Extracted material:
--- start ---
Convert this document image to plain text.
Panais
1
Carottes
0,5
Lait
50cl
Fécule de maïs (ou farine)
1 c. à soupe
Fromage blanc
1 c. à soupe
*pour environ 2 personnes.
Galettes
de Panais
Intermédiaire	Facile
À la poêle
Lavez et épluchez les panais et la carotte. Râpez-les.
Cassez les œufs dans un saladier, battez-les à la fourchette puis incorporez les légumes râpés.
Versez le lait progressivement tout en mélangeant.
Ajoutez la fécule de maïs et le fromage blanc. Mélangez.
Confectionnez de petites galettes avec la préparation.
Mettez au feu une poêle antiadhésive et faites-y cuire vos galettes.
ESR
--- end ---
What is required:
Print every entry exactly as it appears.

Full output:
Convert this document image to plain text.
Panais
1
Carottes
0,5
Lait
50cl
Fécule de maïs (ou farine)
1 c. à soupe
Fromage blanc
1 c. à soupe
*pour environ 2 personnes.
Galettes
de Panais
Intermédiaire	Facile
À la poêle
Lavez et épluchez les panais et la carotte. Râpez-les.
Cassez les œufs dans un saladier, battez-les à la fourchette puis incorporez les légumes râpés.
Versez le lait progressivement tout en mélangeant.
Ajoutez la fécule de maïs et le fromage blanc. Mélangez.
Confectionnez de petites galettes avec la préparation.
Mettez au feu une poêle antiadhésive et faites-y cuire vos galettes.
ESR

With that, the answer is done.